> [Dataset content]
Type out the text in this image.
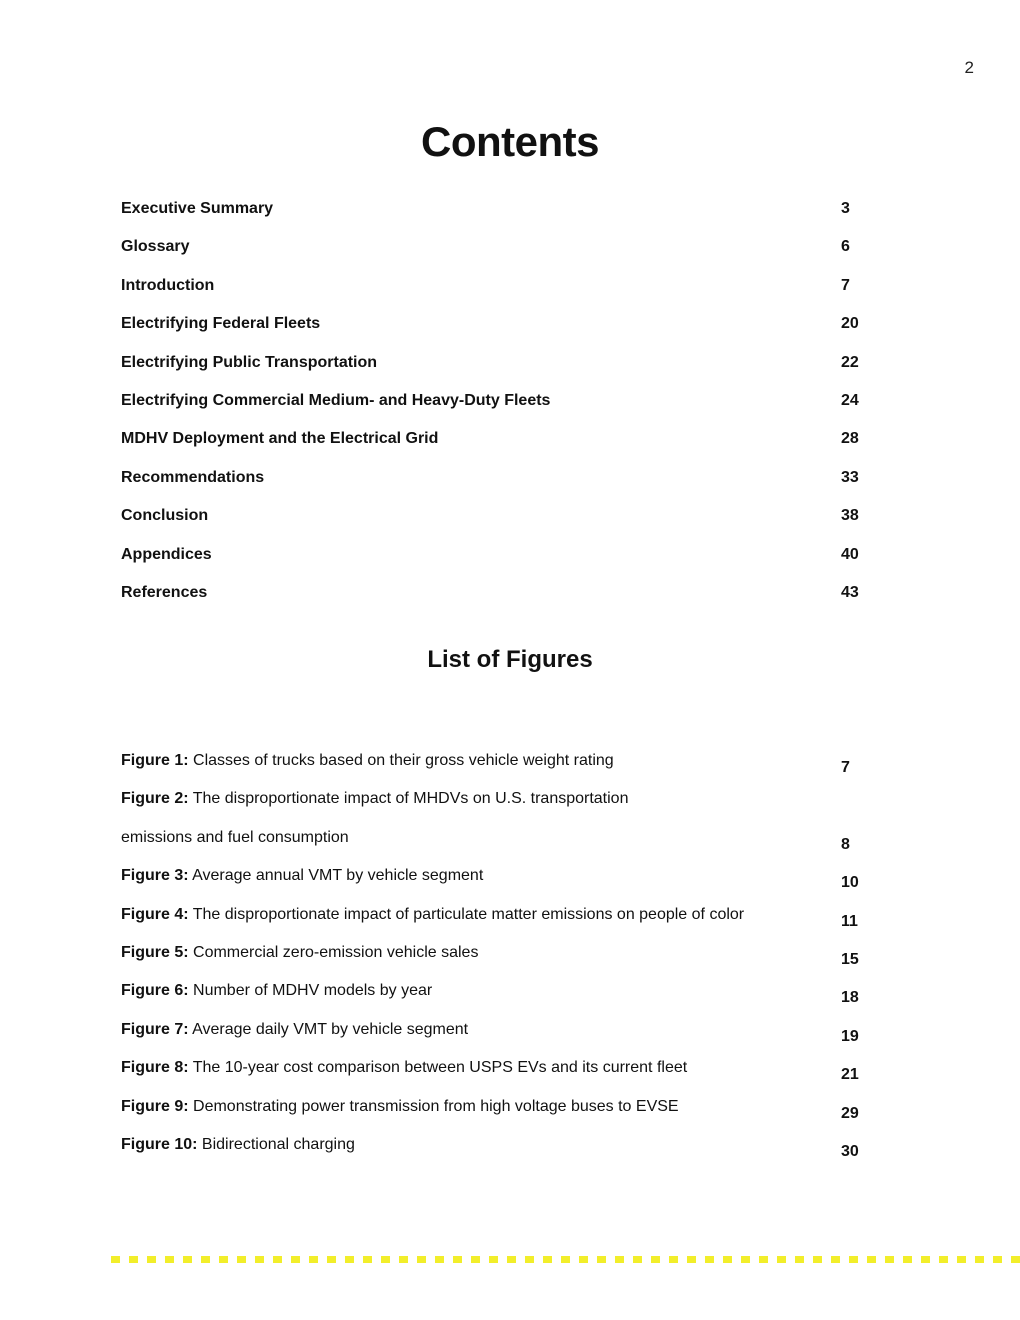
2
Contents
Executive Summary	3
Glossary	6
Introduction	7
Electrifying Federal Fleets	20
Electrifying Public Transportation	22
Electrifying Commercial Medium- and Heavy-Duty Fleets	24
MDHV Deployment and the Electrical Grid	28
Recommendations	33
Conclusion	38
Appendices	40
References	43
List of Figures
Figure 1: Classes of trucks based on their gross vehicle weight rating	7
Figure 2: The disproportionate impact of MHDVs on U.S. transportation
emissions and fuel consumption	8
Figure 3: Average annual VMT by vehicle segment	10
Figure 4: The disproportionate impact of particulate matter emissions on people of color	11
Figure 5: Commercial zero-emission vehicle sales	15
Figure 6: Number of MDHV models by year	18
Figure 7: Average daily VMT by vehicle segment	19
Figure 8: The 10-year cost comparison between USPS EVs and its current fleet	21
Figure 9: Demonstrating power transmission from high voltage buses to EVSE	29
Figure 10: Bidirectional charging	30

> [Exercise] Repeat everything in the records precisely. Images are excluded from the copy.

> [Task result]
Type out the text in this image.
2
Contents
Executive Summary	3
Glossary	6
Introduction	7
Electrifying Federal Fleets	20
Electrifying Public Transportation	22
Electrifying Commercial Medium- and Heavy-Duty Fleets	24
MDHV Deployment and the Electrical Grid	28
Recommendations	33
Conclusion	38
Appendices	40
References	43
List of Figures
Figure 1: Classes of trucks based on their gross vehicle weight rating	7
Figure 2: The disproportionate impact of MHDVs on U.S. transportation
emissions and fuel consumption	8
Figure 3: Average annual VMT by vehicle segment	10
Figure 4: The disproportionate impact of particulate matter emissions on people of color	11
Figure 5: Commercial zero-emission vehicle sales	15
Figure 6: Number of MDHV models by year	18
Figure 7: Average daily VMT by vehicle segment	19
Figure 8: The 10-year cost comparison between USPS EVs and its current fleet	21
Figure 9: Demonstrating power transmission from high voltage buses to EVSE	29
Figure 10: Bidirectional charging	30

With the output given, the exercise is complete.